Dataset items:
☆ ☆ ☆ ☆

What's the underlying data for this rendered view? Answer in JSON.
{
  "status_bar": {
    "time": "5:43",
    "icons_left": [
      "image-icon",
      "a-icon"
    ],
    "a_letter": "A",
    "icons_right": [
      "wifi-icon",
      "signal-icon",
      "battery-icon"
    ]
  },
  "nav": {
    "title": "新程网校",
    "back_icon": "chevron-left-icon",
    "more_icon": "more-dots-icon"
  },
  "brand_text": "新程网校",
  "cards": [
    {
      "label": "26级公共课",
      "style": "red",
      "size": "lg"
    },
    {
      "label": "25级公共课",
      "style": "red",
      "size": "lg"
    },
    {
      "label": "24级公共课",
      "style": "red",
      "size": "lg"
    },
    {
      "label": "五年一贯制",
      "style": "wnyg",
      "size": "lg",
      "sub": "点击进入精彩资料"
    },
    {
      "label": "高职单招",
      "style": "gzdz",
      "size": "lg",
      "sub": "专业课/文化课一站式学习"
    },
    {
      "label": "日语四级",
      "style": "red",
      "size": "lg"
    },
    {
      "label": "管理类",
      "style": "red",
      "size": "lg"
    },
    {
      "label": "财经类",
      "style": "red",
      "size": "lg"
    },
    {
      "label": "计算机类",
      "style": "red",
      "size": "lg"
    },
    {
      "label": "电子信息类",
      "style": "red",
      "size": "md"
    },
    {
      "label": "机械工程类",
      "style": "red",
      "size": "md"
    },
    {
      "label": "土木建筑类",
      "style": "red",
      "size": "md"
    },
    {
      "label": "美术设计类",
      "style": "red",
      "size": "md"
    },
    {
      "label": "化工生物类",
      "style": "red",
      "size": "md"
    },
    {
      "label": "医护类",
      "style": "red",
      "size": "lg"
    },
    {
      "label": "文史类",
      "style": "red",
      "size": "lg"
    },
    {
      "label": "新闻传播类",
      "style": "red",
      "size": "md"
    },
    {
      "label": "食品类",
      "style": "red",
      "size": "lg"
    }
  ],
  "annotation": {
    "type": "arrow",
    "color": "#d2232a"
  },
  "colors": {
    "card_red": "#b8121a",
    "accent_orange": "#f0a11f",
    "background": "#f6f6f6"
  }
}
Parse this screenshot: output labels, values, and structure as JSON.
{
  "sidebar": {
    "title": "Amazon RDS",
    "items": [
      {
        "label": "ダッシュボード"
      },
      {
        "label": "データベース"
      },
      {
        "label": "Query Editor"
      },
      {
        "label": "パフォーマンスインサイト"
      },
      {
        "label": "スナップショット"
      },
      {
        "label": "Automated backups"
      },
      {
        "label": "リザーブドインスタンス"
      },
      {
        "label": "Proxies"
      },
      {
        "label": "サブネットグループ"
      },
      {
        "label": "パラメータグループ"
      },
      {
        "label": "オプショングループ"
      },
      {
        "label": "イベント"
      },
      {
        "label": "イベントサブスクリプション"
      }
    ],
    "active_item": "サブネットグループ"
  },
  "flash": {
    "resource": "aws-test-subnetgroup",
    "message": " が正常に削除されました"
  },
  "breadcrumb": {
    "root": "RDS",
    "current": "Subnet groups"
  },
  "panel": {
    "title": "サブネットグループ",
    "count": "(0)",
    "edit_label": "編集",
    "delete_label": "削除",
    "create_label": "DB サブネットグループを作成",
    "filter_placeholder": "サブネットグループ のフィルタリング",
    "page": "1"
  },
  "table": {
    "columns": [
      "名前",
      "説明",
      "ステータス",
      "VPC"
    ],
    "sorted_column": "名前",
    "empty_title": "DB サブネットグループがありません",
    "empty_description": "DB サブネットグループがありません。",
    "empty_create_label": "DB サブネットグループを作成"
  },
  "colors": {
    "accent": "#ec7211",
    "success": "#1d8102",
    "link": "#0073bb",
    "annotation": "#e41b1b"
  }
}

☆ ☆ ☆ ☆

◆ **Work required**
Restate all of the entries above precisely.

◆ **Full solution**
What's the underlying data for this rendered view? Answer in JSON.
{
  "status_bar": {
    "time": "5:43",
    "icons_left": [
      "image-icon",
      "a-icon"
    ],
    "a_letter": "A",
    "icons_right": [
      "wifi-icon",
      "signal-icon",
      "battery-icon"
    ]
  },
  "nav": {
    "title": "新程网校",
    "back_icon": "chevron-left-icon",
    "more_icon": "more-dots-icon"
  },
  "brand_text": "新程网校",
  "cards": [
    {
      "label": "26级公共课",
      "style": "red",
      "size": "lg"
    },
    {
      "label": "25级公共课",
      "style": "red",
      "size": "lg"
    },
    {
      "label": "24级公共课",
      "style": "red",
      "size": "lg"
    },
    {
      "label": "五年一贯制",
      "style": "wnyg",
      "size": "lg",
      "sub": "点击进入精彩资料"
    },
    {
      "label": "高职单招",
      "style": "gzdz",
      "size": "lg",
      "sub": "专业课/文化课一站式学习"
    },
    {
      "label": "日语四级",
      "style": "red",
      "size": "lg"
    },
    {
      "label": "管理类",
      "style": "red",
      "size": "lg"
    },
    {
      "label": "财经类",
      "style": "red",
      "size": "lg"
    },
    {
      "label": "计算机类",
      "style": "red",
      "size": "lg"
    },
    {
      "label": "电子信息类",
      "style": "red",
      "size": "md"
    },
    {
      "label": "机械工程类",
      "style": "red",
      "size": "md"
    },
    {
      "label": "土木建筑类",
      "style": "red",
      "size": "md"
    },
    {
      "label": "美术设计类",
      "style": "red",
      "size": "md"
    },
    {
      "label": "化工生物类",
      "style": "red",
      "size": "md"
    },
    {
      "label": "医护类",
      "style": "red",
      "size": "lg"
    },
    {
      "label": "文史类",
      "style": "red",
      "size": "lg"
    },
    {
      "label": "新闻传播类",
      "style": "red",
      "size": "md"
    },
    {
      "label": "食品类",
      "style": "red",
      "size": "lg"
    }
  ],
  "annotation": {
    "type": "arrow",
    "color": "#d2232a"
  },
  "colors": {
    "card_red": "#b8121a",
    "accent_orange": "#f0a11f",
    "background": "#f6f6f6"
  }
}
Parse this screenshot: output labels, values, and structure as JSON.
{
  "sidebar": {
    "title": "Amazon RDS",
    "items": [
      {
        "label": "ダッシュボード"
      },
      {
        "label": "データベース"
      },
      {
        "label": "Query Editor"
      },
      {
        "label": "パフォーマンスインサイト"
      },
      {
        "label": "スナップショット"
      },
      {
        "label": "Automated backups"
      },
      {
        "label": "リザーブドインスタンス"
      },
      {
        "label": "Proxies"
      },
      {
        "label": "サブネットグループ"
      },
      {
        "label": "パラメータグループ"
      },
      {
        "label": "オプショングループ"
      },
      {
        "label": "イベント"
      },
      {
        "label": "イベントサブスクリプション"
      }
    ],
    "active_item": "サブネットグループ"
  },
  "flash": {
    "resource": "aws-test-subnetgroup",
    "message": " が正常に削除されました"
  },
  "breadcrumb": {
    "root": "RDS",
    "current": "Subnet groups"
  },
  "panel": {
    "title": "サブネットグループ",
    "count": "(0)",
    "edit_label": "編集",
    "delete_label": "削除",
    "create_label": "DB サブネットグループを作成",
    "filter_placeholder": "サブネットグループ のフィルタリング",
    "page": "1"
  },
  "table": {
    "columns": [
      "名前",
      "説明",
      "ステータス",
      "VPC"
    ],
    "sorted_column": "名前",
    "empty_title": "DB サブネットグループがありません",
    "empty_description": "DB サブネットグループがありません。",
    "empty_create_label": "DB サブネットグループを作成"
  },
  "colors": {
    "accent": "#ec7211",
    "success": "#1d8102",
    "link": "#0073bb",
    "annotation": "#e41b1b"
  }
}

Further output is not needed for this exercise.